- **Input rows**
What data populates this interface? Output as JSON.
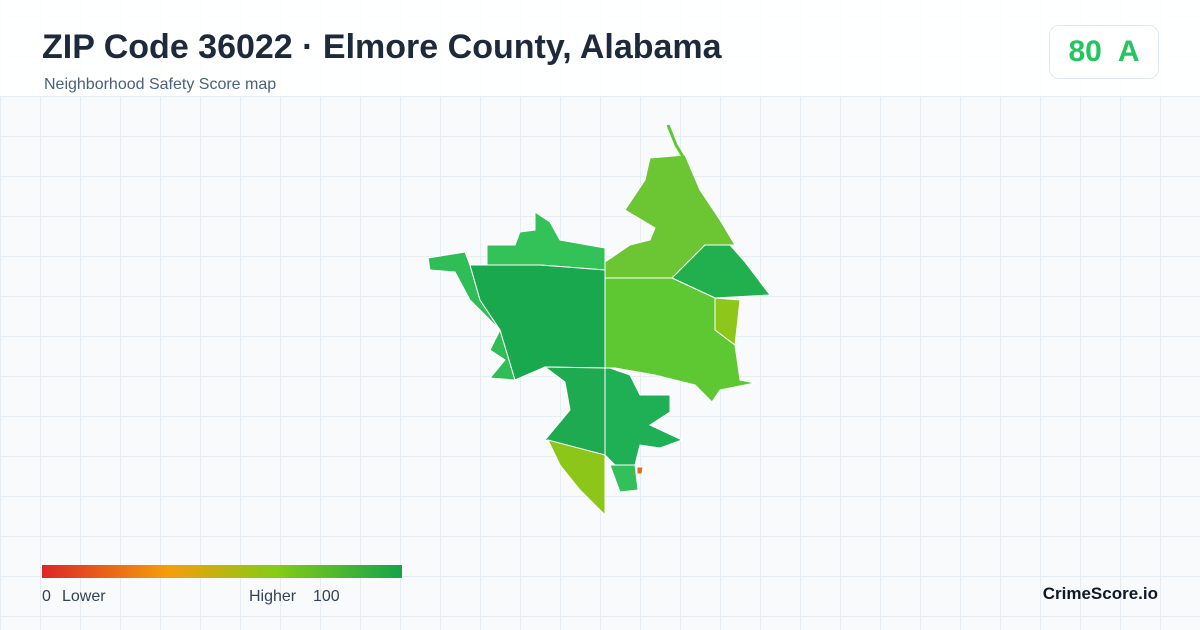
{
  "header": {
    "title": "ZIP Code 36022 · Elmore County, Alabama",
    "subtitle": "Neighborhood Safety Score map"
  },
  "score": {
    "value": 80,
    "grade": "A"
  },
  "legend": {
    "min": 0,
    "min_label": "Lower",
    "max_label": "Higher",
    "max": 100
  },
  "brand": "CrimeScore.io"
}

- **Task to complete**
Every line should be retyped exactly, with the pictures omitted.

- **Exercise output**
What data populates this interface? Output as JSON.
{
  "header": {
    "title": "ZIP Code 36022 · Elmore County, Alabama",
    "subtitle": "Neighborhood Safety Score map"
  },
  "score": {
    "value": 80,
    "grade": "A"
  },
  "legend": {
    "min": 0,
    "min_label": "Lower",
    "max_label": "Higher",
    "max": 100
  },
  "brand": "CrimeScore.io"
}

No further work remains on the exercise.